> **Stored rows**:
* start *

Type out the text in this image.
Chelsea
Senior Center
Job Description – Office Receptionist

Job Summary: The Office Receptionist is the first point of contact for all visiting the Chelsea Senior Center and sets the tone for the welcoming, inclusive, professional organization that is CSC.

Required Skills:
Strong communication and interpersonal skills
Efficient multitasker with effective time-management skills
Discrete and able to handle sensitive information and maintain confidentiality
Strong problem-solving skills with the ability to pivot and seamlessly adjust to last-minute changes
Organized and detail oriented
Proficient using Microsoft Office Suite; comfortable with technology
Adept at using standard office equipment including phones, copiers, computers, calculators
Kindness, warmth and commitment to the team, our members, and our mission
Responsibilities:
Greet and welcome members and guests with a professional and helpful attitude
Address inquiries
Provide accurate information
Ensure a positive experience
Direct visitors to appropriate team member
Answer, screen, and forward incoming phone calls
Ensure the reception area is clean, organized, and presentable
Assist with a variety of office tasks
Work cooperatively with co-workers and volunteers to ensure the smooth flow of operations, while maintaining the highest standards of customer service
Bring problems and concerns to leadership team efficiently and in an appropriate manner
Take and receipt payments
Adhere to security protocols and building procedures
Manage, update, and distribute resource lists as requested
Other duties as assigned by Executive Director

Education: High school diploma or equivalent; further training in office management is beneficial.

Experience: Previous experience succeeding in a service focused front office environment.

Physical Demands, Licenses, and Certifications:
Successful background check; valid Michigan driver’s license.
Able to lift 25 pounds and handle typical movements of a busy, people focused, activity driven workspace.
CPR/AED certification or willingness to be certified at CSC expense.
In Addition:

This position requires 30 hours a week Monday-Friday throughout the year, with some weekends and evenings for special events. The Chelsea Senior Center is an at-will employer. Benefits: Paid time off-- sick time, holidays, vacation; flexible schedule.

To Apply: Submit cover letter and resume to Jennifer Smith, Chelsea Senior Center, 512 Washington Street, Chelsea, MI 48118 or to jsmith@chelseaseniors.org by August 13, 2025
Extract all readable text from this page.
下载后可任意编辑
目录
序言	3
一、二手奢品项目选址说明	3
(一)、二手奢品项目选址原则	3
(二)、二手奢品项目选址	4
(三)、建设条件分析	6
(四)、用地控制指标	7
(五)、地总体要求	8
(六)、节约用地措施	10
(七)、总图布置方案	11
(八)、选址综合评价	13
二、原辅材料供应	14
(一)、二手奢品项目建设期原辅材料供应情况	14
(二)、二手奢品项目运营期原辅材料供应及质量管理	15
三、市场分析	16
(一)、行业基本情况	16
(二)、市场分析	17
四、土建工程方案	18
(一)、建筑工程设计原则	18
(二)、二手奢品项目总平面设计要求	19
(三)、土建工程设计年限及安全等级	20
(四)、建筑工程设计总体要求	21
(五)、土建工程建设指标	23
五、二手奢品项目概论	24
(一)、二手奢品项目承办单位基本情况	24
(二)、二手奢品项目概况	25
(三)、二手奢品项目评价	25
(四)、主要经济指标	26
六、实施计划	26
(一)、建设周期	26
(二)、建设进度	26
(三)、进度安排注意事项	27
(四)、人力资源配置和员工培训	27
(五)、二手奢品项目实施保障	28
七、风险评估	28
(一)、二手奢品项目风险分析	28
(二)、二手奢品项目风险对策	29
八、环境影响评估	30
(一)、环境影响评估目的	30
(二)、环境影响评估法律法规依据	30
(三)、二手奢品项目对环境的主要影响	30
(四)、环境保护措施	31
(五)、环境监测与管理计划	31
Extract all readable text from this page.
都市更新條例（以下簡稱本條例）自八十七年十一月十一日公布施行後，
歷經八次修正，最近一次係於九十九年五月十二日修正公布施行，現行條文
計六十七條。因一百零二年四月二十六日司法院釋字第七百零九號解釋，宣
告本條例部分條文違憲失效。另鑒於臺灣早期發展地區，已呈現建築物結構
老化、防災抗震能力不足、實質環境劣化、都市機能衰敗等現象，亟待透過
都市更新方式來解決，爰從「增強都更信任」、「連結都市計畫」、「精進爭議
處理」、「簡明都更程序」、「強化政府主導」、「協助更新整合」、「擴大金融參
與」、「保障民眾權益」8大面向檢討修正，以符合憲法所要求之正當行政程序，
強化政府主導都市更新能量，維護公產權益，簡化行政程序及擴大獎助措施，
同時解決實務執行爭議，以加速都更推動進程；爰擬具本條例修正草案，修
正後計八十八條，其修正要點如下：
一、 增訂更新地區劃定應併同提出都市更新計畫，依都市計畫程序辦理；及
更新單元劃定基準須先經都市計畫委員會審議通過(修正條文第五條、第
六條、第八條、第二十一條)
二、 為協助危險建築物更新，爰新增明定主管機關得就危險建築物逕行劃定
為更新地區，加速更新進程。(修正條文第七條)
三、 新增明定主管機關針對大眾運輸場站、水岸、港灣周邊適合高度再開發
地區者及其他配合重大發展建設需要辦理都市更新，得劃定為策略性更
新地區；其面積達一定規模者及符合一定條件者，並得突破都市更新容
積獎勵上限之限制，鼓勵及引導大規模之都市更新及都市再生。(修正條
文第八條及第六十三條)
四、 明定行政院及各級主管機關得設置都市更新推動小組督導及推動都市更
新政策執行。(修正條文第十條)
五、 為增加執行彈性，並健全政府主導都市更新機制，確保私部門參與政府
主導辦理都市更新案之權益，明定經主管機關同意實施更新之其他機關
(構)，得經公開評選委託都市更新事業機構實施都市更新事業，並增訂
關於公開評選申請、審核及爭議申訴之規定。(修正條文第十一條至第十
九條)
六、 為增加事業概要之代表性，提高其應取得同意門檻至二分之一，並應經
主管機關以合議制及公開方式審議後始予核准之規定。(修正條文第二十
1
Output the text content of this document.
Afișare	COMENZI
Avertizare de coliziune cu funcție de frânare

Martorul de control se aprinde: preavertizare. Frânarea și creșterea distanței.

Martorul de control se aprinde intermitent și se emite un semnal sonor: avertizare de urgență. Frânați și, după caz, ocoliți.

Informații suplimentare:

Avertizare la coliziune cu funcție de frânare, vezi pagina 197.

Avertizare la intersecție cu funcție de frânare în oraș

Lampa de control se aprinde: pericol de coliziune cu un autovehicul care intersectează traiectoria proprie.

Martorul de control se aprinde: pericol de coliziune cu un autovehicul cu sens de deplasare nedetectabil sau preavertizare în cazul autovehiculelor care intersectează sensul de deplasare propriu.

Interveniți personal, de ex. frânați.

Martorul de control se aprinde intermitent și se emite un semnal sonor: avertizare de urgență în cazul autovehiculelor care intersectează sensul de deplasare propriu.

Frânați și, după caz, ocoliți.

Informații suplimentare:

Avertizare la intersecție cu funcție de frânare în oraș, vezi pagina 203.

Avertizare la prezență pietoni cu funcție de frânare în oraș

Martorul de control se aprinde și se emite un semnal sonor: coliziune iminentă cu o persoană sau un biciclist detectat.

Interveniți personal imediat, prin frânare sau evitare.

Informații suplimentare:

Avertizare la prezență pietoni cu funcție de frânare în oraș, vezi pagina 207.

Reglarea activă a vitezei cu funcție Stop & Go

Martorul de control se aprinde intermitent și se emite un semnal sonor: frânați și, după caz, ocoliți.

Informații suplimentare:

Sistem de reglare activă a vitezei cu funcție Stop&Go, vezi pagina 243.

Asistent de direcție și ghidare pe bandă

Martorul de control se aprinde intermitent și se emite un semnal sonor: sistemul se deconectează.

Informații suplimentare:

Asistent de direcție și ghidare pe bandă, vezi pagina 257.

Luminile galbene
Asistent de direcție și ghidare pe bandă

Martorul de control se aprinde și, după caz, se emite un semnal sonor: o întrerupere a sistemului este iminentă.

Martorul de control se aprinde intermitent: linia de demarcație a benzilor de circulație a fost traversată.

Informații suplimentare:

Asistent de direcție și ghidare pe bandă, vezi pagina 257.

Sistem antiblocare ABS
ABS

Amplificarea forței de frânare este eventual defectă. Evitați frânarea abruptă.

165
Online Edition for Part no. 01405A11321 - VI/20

* end *

> **Given problem**:
Of the lines in the entries, how many include the word "cazul"? State only the number.

> **Output below**:
2